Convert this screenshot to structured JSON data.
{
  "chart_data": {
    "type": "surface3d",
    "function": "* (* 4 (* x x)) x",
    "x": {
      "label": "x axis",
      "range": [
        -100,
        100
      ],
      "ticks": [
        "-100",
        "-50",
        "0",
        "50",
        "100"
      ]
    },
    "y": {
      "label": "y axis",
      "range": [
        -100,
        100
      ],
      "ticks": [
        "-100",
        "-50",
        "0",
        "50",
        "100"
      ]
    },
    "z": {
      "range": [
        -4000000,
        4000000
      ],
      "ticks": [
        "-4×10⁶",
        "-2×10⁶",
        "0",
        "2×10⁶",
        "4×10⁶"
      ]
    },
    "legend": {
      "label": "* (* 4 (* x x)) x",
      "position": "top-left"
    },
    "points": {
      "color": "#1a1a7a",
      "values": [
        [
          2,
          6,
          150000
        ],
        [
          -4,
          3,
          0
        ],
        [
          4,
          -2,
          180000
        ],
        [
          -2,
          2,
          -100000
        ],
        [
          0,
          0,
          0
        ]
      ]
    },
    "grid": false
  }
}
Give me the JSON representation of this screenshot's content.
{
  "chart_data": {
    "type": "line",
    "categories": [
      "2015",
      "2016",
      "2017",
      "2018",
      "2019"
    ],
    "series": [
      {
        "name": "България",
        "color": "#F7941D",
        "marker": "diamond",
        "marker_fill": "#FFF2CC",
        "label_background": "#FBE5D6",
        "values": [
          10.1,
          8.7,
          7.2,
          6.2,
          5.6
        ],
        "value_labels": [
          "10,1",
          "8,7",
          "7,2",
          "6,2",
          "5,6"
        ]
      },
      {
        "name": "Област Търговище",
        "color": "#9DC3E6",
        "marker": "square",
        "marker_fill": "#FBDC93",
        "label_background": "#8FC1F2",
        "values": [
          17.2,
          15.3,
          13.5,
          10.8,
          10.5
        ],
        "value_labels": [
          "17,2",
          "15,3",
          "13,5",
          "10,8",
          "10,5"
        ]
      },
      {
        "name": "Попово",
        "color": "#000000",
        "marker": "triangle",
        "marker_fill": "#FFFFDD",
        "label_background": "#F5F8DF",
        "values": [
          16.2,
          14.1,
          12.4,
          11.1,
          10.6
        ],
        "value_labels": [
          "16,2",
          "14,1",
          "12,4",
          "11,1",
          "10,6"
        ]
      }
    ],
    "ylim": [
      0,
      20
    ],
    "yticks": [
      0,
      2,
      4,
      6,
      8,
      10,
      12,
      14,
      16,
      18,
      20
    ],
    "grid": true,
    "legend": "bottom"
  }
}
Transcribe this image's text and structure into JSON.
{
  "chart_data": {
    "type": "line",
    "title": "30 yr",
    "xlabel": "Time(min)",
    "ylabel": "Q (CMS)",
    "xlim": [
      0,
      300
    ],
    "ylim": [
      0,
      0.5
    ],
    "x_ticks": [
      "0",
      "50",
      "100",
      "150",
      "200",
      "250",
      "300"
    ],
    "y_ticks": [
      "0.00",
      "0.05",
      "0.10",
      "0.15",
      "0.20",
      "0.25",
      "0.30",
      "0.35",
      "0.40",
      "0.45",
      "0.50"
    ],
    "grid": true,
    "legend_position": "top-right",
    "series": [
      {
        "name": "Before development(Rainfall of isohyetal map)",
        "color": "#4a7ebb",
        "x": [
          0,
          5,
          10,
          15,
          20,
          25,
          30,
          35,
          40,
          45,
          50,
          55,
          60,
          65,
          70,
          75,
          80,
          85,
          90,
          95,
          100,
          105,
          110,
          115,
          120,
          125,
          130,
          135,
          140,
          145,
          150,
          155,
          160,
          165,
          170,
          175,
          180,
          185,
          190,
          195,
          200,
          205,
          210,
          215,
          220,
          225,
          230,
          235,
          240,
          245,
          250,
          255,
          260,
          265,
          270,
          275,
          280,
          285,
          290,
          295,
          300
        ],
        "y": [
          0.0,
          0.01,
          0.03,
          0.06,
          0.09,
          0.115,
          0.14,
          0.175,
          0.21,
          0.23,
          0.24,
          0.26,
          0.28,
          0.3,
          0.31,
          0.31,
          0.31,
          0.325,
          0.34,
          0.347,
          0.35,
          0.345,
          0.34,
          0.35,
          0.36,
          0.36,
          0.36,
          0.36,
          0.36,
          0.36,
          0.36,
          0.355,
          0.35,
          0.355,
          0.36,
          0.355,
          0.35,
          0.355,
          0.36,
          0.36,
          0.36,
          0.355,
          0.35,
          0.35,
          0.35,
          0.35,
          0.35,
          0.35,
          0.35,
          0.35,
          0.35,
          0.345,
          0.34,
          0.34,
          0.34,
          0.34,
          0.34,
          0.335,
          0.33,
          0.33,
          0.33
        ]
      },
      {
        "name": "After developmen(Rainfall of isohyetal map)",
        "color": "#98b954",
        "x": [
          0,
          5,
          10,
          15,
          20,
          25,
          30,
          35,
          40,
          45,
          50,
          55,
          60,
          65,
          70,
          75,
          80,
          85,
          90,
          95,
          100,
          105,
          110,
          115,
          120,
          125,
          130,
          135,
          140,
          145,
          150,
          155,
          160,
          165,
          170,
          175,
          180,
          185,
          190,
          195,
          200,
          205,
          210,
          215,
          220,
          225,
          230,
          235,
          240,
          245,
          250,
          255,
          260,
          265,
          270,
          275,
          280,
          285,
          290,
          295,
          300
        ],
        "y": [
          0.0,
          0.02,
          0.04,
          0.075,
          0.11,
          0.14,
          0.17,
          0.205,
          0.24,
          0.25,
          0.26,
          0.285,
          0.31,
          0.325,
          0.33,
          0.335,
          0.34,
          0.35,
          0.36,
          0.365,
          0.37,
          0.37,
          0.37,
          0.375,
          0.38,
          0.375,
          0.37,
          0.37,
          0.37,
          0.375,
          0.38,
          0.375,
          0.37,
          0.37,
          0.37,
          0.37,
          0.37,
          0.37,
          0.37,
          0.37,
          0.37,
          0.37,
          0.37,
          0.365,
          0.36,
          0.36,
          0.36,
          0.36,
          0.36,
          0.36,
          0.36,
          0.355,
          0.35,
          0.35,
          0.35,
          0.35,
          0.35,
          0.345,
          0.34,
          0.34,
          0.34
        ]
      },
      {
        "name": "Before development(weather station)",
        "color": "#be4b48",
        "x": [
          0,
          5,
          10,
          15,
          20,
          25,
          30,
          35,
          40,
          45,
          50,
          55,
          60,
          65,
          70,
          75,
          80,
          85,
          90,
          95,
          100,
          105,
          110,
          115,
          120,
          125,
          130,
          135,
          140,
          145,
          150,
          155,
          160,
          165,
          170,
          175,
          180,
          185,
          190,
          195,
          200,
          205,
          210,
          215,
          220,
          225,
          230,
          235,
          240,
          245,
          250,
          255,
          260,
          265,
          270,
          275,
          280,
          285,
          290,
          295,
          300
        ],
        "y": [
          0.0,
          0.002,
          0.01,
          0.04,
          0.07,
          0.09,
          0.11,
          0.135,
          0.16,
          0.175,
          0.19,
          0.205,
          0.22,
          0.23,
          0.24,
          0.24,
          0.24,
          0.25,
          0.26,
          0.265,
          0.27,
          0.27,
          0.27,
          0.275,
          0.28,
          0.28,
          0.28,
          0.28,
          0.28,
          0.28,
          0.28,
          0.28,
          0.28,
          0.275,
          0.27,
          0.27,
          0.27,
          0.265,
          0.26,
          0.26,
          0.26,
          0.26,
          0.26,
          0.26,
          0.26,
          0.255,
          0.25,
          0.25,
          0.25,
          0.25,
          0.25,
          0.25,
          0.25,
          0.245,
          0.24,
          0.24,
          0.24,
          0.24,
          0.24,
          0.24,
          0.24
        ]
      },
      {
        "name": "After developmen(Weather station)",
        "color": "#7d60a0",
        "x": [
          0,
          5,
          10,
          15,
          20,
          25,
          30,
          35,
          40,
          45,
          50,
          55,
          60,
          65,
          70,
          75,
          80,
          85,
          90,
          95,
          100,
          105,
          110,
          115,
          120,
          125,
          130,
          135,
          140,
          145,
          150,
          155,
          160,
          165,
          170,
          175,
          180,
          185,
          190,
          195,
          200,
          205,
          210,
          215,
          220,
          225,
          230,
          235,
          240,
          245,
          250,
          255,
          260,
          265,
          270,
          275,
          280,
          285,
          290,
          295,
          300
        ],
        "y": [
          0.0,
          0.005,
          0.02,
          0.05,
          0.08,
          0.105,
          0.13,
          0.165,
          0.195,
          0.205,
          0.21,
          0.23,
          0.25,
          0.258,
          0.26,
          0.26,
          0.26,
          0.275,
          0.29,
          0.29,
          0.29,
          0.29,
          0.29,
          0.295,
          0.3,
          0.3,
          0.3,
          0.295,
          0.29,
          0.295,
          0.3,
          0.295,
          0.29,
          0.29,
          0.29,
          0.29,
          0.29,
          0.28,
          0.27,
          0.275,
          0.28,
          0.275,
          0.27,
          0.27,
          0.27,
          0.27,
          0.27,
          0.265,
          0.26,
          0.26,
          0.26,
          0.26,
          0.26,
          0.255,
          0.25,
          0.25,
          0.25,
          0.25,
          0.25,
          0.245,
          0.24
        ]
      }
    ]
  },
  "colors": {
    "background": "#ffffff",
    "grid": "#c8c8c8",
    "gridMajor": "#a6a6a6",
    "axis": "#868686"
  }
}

- - - - -

*WHAT IS REQUIRED*: Count every line in the data that contains the word "Before", then give that count and nothing else.

*FINISHED EXERCISE*: 2